**Instruction:** Retype every line of the records below character for character, leaving none out.

**Extracted data:**
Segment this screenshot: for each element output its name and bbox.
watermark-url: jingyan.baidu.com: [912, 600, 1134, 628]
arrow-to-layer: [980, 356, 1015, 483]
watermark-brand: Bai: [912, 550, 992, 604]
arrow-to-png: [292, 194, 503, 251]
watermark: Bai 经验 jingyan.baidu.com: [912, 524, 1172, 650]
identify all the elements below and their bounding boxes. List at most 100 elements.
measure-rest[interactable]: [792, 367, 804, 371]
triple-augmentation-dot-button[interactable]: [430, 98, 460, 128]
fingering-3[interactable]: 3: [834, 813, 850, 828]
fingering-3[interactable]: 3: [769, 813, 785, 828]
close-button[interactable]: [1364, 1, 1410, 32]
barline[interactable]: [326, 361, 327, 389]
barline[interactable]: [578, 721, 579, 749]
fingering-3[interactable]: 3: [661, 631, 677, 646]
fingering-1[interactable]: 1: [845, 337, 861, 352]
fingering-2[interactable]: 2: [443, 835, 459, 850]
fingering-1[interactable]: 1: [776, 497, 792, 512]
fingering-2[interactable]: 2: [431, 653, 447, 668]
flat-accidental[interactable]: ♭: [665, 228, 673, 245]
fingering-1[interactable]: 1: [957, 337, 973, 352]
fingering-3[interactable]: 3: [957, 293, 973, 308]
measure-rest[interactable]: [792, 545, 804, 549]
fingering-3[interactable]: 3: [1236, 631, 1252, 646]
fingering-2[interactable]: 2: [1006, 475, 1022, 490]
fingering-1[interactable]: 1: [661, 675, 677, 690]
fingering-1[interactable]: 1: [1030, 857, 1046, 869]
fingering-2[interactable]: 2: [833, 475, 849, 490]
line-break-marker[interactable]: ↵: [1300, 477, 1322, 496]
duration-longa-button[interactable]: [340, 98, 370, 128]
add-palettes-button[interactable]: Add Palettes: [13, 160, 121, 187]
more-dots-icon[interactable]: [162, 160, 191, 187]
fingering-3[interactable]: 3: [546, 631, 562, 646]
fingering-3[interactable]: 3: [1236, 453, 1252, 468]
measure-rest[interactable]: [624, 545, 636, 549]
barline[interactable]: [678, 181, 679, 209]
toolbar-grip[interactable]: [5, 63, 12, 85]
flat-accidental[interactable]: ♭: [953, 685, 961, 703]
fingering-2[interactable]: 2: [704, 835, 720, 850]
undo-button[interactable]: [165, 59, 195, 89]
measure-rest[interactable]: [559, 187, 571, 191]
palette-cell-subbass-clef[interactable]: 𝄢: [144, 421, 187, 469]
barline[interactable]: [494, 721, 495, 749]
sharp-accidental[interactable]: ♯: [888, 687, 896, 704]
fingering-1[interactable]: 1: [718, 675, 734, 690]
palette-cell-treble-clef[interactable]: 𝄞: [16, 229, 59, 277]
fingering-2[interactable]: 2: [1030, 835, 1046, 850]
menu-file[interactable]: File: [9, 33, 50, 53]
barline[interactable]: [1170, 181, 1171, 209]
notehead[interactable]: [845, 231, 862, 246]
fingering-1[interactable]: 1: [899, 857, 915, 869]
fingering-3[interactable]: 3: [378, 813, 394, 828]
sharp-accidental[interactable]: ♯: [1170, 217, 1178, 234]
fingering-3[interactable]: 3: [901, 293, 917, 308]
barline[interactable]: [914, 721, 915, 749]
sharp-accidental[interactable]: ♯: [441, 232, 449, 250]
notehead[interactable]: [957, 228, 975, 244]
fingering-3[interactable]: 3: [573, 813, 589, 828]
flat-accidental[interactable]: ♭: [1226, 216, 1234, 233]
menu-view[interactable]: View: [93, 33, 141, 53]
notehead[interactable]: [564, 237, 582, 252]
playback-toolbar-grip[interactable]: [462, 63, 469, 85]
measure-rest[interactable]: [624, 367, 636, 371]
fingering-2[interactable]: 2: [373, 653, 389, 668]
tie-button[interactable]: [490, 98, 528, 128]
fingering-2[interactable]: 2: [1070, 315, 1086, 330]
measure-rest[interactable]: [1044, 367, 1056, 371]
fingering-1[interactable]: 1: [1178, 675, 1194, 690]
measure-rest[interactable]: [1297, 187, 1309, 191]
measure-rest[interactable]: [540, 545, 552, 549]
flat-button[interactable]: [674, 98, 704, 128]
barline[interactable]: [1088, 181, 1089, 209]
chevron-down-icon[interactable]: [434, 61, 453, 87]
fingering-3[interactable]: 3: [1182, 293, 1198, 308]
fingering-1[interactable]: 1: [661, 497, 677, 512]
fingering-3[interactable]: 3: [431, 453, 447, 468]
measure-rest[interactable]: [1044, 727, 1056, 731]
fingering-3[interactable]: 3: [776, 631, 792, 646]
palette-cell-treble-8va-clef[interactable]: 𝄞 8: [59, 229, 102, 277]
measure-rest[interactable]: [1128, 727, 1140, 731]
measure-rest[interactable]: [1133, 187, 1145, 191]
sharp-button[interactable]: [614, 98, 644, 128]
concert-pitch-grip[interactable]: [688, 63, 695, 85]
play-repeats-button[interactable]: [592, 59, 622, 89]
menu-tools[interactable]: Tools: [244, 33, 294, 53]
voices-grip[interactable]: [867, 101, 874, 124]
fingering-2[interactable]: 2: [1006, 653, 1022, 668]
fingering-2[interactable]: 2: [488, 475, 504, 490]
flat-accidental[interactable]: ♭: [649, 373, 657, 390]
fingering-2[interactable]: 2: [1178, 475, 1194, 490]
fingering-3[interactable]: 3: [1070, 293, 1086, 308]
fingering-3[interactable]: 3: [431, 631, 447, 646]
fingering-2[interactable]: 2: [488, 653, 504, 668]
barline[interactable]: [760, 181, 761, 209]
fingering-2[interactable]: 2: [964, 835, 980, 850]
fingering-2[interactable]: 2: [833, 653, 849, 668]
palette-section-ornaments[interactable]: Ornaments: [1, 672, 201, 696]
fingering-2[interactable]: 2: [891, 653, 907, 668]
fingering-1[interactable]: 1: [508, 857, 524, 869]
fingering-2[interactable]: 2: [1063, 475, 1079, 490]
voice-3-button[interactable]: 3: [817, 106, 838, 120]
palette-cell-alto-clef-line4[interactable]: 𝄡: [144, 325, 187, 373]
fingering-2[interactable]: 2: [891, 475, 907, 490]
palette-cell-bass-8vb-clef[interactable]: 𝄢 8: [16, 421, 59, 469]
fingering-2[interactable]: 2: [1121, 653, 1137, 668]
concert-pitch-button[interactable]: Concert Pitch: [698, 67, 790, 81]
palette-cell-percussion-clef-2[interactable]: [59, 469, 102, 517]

**Exercise solution:**
Segment this screenshot: for each element output its name and bbox.
watermark-url: jingyan.baidu.com: [912, 600, 1134, 628]
arrow-to-layer: [980, 356, 1015, 483]
watermark-brand: Bai: [912, 550, 992, 604]
arrow-to-png: [292, 194, 503, 251]
watermark: Bai 经验 jingyan.baidu.com: [912, 524, 1172, 650]
identify all the elements below and their bounding boxes. List at most 100 elements.
measure-rest[interactable]: [792, 367, 804, 371]
triple-augmentation-dot-button[interactable]: [430, 98, 460, 128]
fingering-3[interactable]: 3: [834, 813, 850, 828]
fingering-3[interactable]: 3: [769, 813, 785, 828]
close-button[interactable]: [1364, 1, 1410, 32]
barline[interactable]: [326, 361, 327, 389]
barline[interactable]: [578, 721, 579, 749]
fingering-3[interactable]: 3: [661, 631, 677, 646]
fingering-1[interactable]: 1: [845, 337, 861, 352]
fingering-2[interactable]: 2: [443, 835, 459, 850]
fingering-1[interactable]: 1: [776, 497, 792, 512]
fingering-2[interactable]: 2: [431, 653, 447, 668]
flat-accidental[interactable]: ♭: [665, 228, 673, 245]
fingering-1[interactable]: 1: [957, 337, 973, 352]
fingering-3[interactable]: 3: [957, 293, 973, 308]
measure-rest[interactable]: [792, 545, 804, 549]
fingering-3[interactable]: 3: [1236, 631, 1252, 646]
fingering-2[interactable]: 2: [1006, 475, 1022, 490]
fingering-1[interactable]: 1: [661, 675, 677, 690]
fingering-1[interactable]: 1: [1030, 857, 1046, 869]
fingering-2[interactable]: 2: [833, 475, 849, 490]
line-break-marker[interactable]: ↵: [1300, 477, 1322, 496]
duration-longa-button[interactable]: [340, 98, 370, 128]
add-palettes-button[interactable]: Add Palettes: [13, 160, 121, 187]
more-dots-icon[interactable]: [162, 160, 191, 187]
fingering-3[interactable]: 3: [546, 631, 562, 646]
fingering-3[interactable]: 3: [1236, 453, 1252, 468]
measure-rest[interactable]: [624, 545, 636, 549]
barline[interactable]: [678, 181, 679, 209]
toolbar-grip[interactable]: [5, 63, 12, 85]
flat-accidental[interactable]: ♭: [953, 685, 961, 703]
fingering-2[interactable]: 2: [704, 835, 720, 850]
undo-button[interactable]: [165, 59, 195, 89]
measure-rest[interactable]: [559, 187, 571, 191]
palette-cell-subbass-clef[interactable]: 𝄢: [144, 421, 187, 469]
barline[interactable]: [494, 721, 495, 749]
sharp-accidental[interactable]: ♯: [888, 687, 896, 704]
fingering-1[interactable]: 1: [718, 675, 734, 690]
palette-cell-treble-clef[interactable]: 𝄞: [16, 229, 59, 277]
fingering-2[interactable]: 2: [1030, 835, 1046, 850]
menu-file[interactable]: File: [9, 33, 50, 53]
barline[interactable]: [1170, 181, 1171, 209]
notehead[interactable]: [845, 231, 862, 246]
fingering-1[interactable]: 1: [899, 857, 915, 869]
fingering-3[interactable]: 3: [378, 813, 394, 828]
sharp-accidental[interactable]: ♯: [1170, 217, 1178, 234]
fingering-3[interactable]: 3: [901, 293, 917, 308]
barline[interactable]: [914, 721, 915, 749]
sharp-accidental[interactable]: ♯: [441, 232, 449, 250]
notehead[interactable]: [957, 228, 975, 244]
fingering-3[interactable]: 3: [573, 813, 589, 828]
flat-accidental[interactable]: ♭: [1226, 216, 1234, 233]
menu-view[interactable]: View: [93, 33, 141, 53]
notehead[interactable]: [564, 237, 582, 252]
playback-toolbar-grip[interactable]: [462, 63, 469, 85]
measure-rest[interactable]: [624, 367, 636, 371]
fingering-2[interactable]: 2: [373, 653, 389, 668]
tie-button[interactable]: [490, 98, 528, 128]
fingering-2[interactable]: 2: [1070, 315, 1086, 330]
measure-rest[interactable]: [1044, 367, 1056, 371]
fingering-1[interactable]: 1: [1178, 675, 1194, 690]
measure-rest[interactable]: [1297, 187, 1309, 191]
measure-rest[interactable]: [540, 545, 552, 549]
flat-button[interactable]: [674, 98, 704, 128]
barline[interactable]: [1088, 181, 1089, 209]
chevron-down-icon[interactable]: [434, 61, 453, 87]
fingering-3[interactable]: 3: [1182, 293, 1198, 308]
fingering-1[interactable]: 1: [661, 497, 677, 512]
fingering-3[interactable]: 3: [431, 453, 447, 468]
measure-rest[interactable]: [1044, 727, 1056, 731]
fingering-3[interactable]: 3: [776, 631, 792, 646]
palette-cell-treble-8va-clef[interactable]: 𝄞 8: [59, 229, 102, 277]
measure-rest[interactable]: [1128, 727, 1140, 731]
measure-rest[interactable]: [1133, 187, 1145, 191]
sharp-button[interactable]: [614, 98, 644, 128]
concert-pitch-grip[interactable]: [688, 63, 695, 85]
play-repeats-button[interactable]: [592, 59, 622, 89]
menu-tools[interactable]: Tools: [244, 33, 294, 53]
voices-grip[interactable]: [867, 101, 874, 124]
fingering-2[interactable]: 2: [1006, 653, 1022, 668]
fingering-2[interactable]: 2: [488, 475, 504, 490]
flat-accidental[interactable]: ♭: [649, 373, 657, 390]
fingering-2[interactable]: 2: [1178, 475, 1194, 490]
fingering-3[interactable]: 3: [1070, 293, 1086, 308]
fingering-3[interactable]: 3: [431, 631, 447, 646]
fingering-2[interactable]: 2: [488, 653, 504, 668]
barline[interactable]: [760, 181, 761, 209]
fingering-2[interactable]: 2: [964, 835, 980, 850]
fingering-2[interactable]: 2: [833, 653, 849, 668]
palette-section-ornaments[interactable]: Ornaments: [1, 672, 201, 696]
fingering-2[interactable]: 2: [891, 653, 907, 668]
fingering-1[interactable]: 1: [508, 857, 524, 869]
fingering-2[interactable]: 2: [1063, 475, 1079, 490]
voice-3-button[interactable]: 3: [817, 106, 838, 120]
palette-cell-alto-clef-line4[interactable]: 𝄡: [144, 325, 187, 373]
fingering-2[interactable]: 2: [891, 475, 907, 490]
palette-cell-bass-8vb-clef[interactable]: 𝄢 8: [16, 421, 59, 469]
fingering-2[interactable]: 2: [1121, 653, 1137, 668]
concert-pitch-button[interactable]: Concert Pitch: [698, 67, 790, 81]
palette-cell-percussion-clef-2[interactable]: [59, 469, 102, 517]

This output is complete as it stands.